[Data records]
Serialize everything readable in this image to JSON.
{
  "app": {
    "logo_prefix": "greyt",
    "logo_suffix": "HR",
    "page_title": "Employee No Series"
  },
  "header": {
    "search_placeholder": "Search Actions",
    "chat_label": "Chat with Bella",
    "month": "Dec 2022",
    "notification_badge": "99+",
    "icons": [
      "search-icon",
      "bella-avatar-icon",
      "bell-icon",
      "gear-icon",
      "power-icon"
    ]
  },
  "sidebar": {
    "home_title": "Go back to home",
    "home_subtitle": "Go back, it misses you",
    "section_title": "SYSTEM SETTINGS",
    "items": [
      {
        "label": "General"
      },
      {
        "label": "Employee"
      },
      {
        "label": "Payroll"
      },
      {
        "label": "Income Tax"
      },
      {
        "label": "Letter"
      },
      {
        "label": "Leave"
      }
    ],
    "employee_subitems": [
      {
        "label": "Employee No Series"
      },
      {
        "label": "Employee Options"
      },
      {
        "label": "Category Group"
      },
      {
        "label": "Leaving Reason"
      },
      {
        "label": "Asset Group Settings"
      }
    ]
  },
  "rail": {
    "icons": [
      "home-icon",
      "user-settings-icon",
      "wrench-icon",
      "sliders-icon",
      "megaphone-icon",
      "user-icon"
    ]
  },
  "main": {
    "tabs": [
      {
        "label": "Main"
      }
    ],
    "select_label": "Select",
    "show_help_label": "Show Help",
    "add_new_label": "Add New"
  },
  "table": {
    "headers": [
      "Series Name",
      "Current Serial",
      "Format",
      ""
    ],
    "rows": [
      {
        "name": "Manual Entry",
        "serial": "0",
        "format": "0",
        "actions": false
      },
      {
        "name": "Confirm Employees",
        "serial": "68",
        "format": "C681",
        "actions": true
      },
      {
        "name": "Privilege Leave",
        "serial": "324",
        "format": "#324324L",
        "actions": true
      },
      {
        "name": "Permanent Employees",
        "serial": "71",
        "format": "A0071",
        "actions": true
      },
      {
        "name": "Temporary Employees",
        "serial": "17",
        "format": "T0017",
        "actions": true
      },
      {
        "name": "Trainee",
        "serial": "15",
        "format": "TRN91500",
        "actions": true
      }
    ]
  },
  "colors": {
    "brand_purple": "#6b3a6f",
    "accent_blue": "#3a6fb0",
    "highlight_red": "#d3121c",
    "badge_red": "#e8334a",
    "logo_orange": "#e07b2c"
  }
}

WORK TO COMPLETE:
Retype the material in full. Each word must match.

WRITTEN ANSWER:
Serialize everything readable in this image to JSON.
{
  "app": {
    "logo_prefix": "greyt",
    "logo_suffix": "HR",
    "page_title": "Employee No Series"
  },
  "header": {
    "search_placeholder": "Search Actions",
    "chat_label": "Chat with Bella",
    "month": "Dec 2022",
    "notification_badge": "99+",
    "icons": [
      "search-icon",
      "bella-avatar-icon",
      "bell-icon",
      "gear-icon",
      "power-icon"
    ]
  },
  "sidebar": {
    "home_title": "Go back to home",
    "home_subtitle": "Go back, it misses you",
    "section_title": "SYSTEM SETTINGS",
    "items": [
      {
        "label": "General"
      },
      {
        "label": "Employee"
      },
      {
        "label": "Payroll"
      },
      {
        "label": "Income Tax"
      },
      {
        "label": "Letter"
      },
      {
        "label": "Leave"
      }
    ],
    "employee_subitems": [
      {
        "label": "Employee No Series"
      },
      {
        "label": "Employee Options"
      },
      {
        "label": "Category Group"
      },
      {
        "label": "Leaving Reason"
      },
      {
        "label": "Asset Group Settings"
      }
    ]
  },
  "rail": {
    "icons": [
      "home-icon",
      "user-settings-icon",
      "wrench-icon",
      "sliders-icon",
      "megaphone-icon",
      "user-icon"
    ]
  },
  "main": {
    "tabs": [
      {
        "label": "Main"
      }
    ],
    "select_label": "Select",
    "show_help_label": "Show Help",
    "add_new_label": "Add New"
  },
  "table": {
    "headers": [
      "Series Name",
      "Current Serial",
      "Format",
      ""
    ],
    "rows": [
      {
        "name": "Manual Entry",
        "serial": "0",
        "format": "0",
        "actions": false
      },
      {
        "name": "Confirm Employees",
        "serial": "68",
        "format": "C681",
        "actions": true
      },
      {
        "name": "Privilege Leave",
        "serial": "324",
        "format": "#324324L",
        "actions": true
      },
      {
        "name": "Permanent Employees",
        "serial": "71",
        "format": "A0071",
        "actions": true
      },
      {
        "name": "Temporary Employees",
        "serial": "17",
        "format": "T0017",
        "actions": true
      },
      {
        "name": "Trainee",
        "serial": "15",
        "format": "TRN91500",
        "actions": true
      }
    ]
  },
  "colors": {
    "brand_purple": "#6b3a6f",
    "accent_blue": "#3a6fb0",
    "highlight_red": "#d3121c",
    "badge_red": "#e8334a",
    "logo_orange": "#e07b2c"
  }
}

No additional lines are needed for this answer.